- **WRITTEN REQUEST**
Are you able to quote each entry exactly as written?

Source data:
• • •

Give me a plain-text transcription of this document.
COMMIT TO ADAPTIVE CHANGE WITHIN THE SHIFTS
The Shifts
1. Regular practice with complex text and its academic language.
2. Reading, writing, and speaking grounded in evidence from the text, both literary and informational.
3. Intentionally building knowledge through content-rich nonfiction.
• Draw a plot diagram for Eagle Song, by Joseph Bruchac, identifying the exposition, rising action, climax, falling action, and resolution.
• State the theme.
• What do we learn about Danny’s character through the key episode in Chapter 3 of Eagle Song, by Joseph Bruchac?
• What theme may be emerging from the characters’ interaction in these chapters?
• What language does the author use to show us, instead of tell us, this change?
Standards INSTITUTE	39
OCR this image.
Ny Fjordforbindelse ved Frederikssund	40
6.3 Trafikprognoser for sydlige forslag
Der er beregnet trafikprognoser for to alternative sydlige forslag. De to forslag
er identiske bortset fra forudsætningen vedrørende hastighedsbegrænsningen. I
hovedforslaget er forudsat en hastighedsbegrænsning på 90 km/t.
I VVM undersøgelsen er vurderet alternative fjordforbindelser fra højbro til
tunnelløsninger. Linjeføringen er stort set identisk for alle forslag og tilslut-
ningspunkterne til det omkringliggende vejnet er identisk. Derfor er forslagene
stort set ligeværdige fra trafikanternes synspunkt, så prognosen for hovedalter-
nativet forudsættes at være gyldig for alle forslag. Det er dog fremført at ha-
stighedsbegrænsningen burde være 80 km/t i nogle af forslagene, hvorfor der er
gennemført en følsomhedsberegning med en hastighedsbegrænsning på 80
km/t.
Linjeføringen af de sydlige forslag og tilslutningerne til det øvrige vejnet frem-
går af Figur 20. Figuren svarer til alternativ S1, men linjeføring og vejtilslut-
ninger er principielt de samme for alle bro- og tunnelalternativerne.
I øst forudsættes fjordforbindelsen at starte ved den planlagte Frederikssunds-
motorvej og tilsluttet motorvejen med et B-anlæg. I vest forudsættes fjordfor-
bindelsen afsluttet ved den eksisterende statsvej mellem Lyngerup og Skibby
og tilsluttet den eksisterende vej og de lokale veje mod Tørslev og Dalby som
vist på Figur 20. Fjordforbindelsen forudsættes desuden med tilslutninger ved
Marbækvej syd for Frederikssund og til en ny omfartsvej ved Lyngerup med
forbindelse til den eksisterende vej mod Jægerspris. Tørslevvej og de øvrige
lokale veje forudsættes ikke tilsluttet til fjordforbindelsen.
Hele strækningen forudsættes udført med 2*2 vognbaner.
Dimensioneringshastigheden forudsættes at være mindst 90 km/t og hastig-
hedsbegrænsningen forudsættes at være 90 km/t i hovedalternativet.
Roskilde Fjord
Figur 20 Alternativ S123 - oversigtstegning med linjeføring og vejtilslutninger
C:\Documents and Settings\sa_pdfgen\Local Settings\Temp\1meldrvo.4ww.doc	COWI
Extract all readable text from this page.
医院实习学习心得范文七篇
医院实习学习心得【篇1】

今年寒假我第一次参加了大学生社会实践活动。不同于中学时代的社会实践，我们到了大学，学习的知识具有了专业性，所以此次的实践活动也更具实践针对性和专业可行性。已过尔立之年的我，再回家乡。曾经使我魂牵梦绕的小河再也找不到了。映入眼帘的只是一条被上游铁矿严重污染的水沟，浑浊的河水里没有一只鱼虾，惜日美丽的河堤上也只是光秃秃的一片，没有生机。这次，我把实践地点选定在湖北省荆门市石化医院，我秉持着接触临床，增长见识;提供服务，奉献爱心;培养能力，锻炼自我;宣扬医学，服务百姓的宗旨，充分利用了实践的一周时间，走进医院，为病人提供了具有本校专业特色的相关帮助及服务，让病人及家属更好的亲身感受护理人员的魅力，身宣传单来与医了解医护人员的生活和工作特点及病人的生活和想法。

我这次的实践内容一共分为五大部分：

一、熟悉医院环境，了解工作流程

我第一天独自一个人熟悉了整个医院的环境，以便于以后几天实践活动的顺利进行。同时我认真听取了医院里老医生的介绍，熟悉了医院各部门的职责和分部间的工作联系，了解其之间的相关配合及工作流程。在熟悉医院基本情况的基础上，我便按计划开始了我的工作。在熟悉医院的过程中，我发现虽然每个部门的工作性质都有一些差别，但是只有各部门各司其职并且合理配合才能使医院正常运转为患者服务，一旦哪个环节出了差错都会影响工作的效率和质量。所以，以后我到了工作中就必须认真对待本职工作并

• • •

- **FINISHED ANSWER**
Give me a plain-text transcription of this document.
COMMIT TO ADAPTIVE CHANGE WITHIN THE SHIFTS
The Shifts
1. Regular practice with complex text and its academic language.
2. Reading, writing, and speaking grounded in evidence from the text, both literary and informational.
3. Intentionally building knowledge through content-rich nonfiction.
• Draw a plot diagram for Eagle Song, by Joseph Bruchac, identifying the exposition, rising action, climax, falling action, and resolution.
• State the theme.
• What do we learn about Danny’s character through the key episode in Chapter 3 of Eagle Song, by Joseph Bruchac?
• What theme may be emerging from the characters’ interaction in these chapters?
• What language does the author use to show us, instead of tell us, this change?
Standards INSTITUTE	39
OCR this image.
Ny Fjordforbindelse ved Frederikssund	40
6.3 Trafikprognoser for sydlige forslag
Der er beregnet trafikprognoser for to alternative sydlige forslag. De to forslag
er identiske bortset fra forudsætningen vedrørende hastighedsbegrænsningen. I
hovedforslaget er forudsat en hastighedsbegrænsning på 90 km/t.
I VVM undersøgelsen er vurderet alternative fjordforbindelser fra højbro til
tunnelløsninger. Linjeføringen er stort set identisk for alle forslag og tilslut-
ningspunkterne til det omkringliggende vejnet er identisk. Derfor er forslagene
stort set ligeværdige fra trafikanternes synspunkt, så prognosen for hovedalter-
nativet forudsættes at være gyldig for alle forslag. Det er dog fremført at ha-
stighedsbegrænsningen burde være 80 km/t i nogle af forslagene, hvorfor der er
gennemført en følsomhedsberegning med en hastighedsbegrænsning på 80
km/t.
Linjeføringen af de sydlige forslag og tilslutningerne til det øvrige vejnet frem-
går af Figur 20. Figuren svarer til alternativ S1, men linjeføring og vejtilslut-
ninger er principielt de samme for alle bro- og tunnelalternativerne.
I øst forudsættes fjordforbindelsen at starte ved den planlagte Frederikssunds-
motorvej og tilsluttet motorvejen med et B-anlæg. I vest forudsættes fjordfor-
bindelsen afsluttet ved den eksisterende statsvej mellem Lyngerup og Skibby
og tilsluttet den eksisterende vej og de lokale veje mod Tørslev og Dalby som
vist på Figur 20. Fjordforbindelsen forudsættes desuden med tilslutninger ved
Marbækvej syd for Frederikssund og til en ny omfartsvej ved Lyngerup med
forbindelse til den eksisterende vej mod Jægerspris. Tørslevvej og de øvrige
lokale veje forudsættes ikke tilsluttet til fjordforbindelsen.
Hele strækningen forudsættes udført med 2*2 vognbaner.
Dimensioneringshastigheden forudsættes at være mindst 90 km/t og hastig-
hedsbegrænsningen forudsættes at være 90 km/t i hovedalternativet.
Roskilde Fjord
Figur 20 Alternativ S123 - oversigtstegning med linjeføring og vejtilslutninger
C:\Documents and Settings\sa_pdfgen\Local Settings\Temp\1meldrvo.4ww.doc	COWI
Extract all readable text from this page.
医院实习学习心得范文七篇
医院实习学习心得【篇1】

今年寒假我第一次参加了大学生社会实践活动。不同于中学时代的社会实践，我们到了大学，学习的知识具有了专业性，所以此次的实践活动也更具实践针对性和专业可行性。已过尔立之年的我，再回家乡。曾经使我魂牵梦绕的小河再也找不到了。映入眼帘的只是一条被上游铁矿严重污染的水沟，浑浊的河水里没有一只鱼虾，惜日美丽的河堤上也只是光秃秃的一片，没有生机。这次，我把实践地点选定在湖北省荆门市石化医院，我秉持着接触临床，增长见识;提供服务，奉献爱心;培养能力，锻炼自我;宣扬医学，服务百姓的宗旨，充分利用了实践的一周时间，走进医院，为病人提供了具有本校专业特色的相关帮助及服务，让病人及家属更好的亲身感受护理人员的魅力，身宣传单来与医了解医护人员的生活和工作特点及病人的生活和想法。

我这次的实践内容一共分为五大部分：

一、熟悉医院环境，了解工作流程

我第一天独自一个人熟悉了整个医院的环境，以便于以后几天实践活动的顺利进行。同时我认真听取了医院里老医生的介绍，熟悉了医院各部门的职责和分部间的工作联系，了解其之间的相关配合及工作流程。在熟悉医院基本情况的基础上，我便按计划开始了我的工作。在熟悉医院的过程中，我发现虽然每个部门的工作性质都有一些差别，但是只有各部门各司其职并且合理配合才能使医院正常运转为患者服务，一旦哪个环节出了差错都会影响工作的效率和质量。所以，以后我到了工作中就必须认真对待本职工作并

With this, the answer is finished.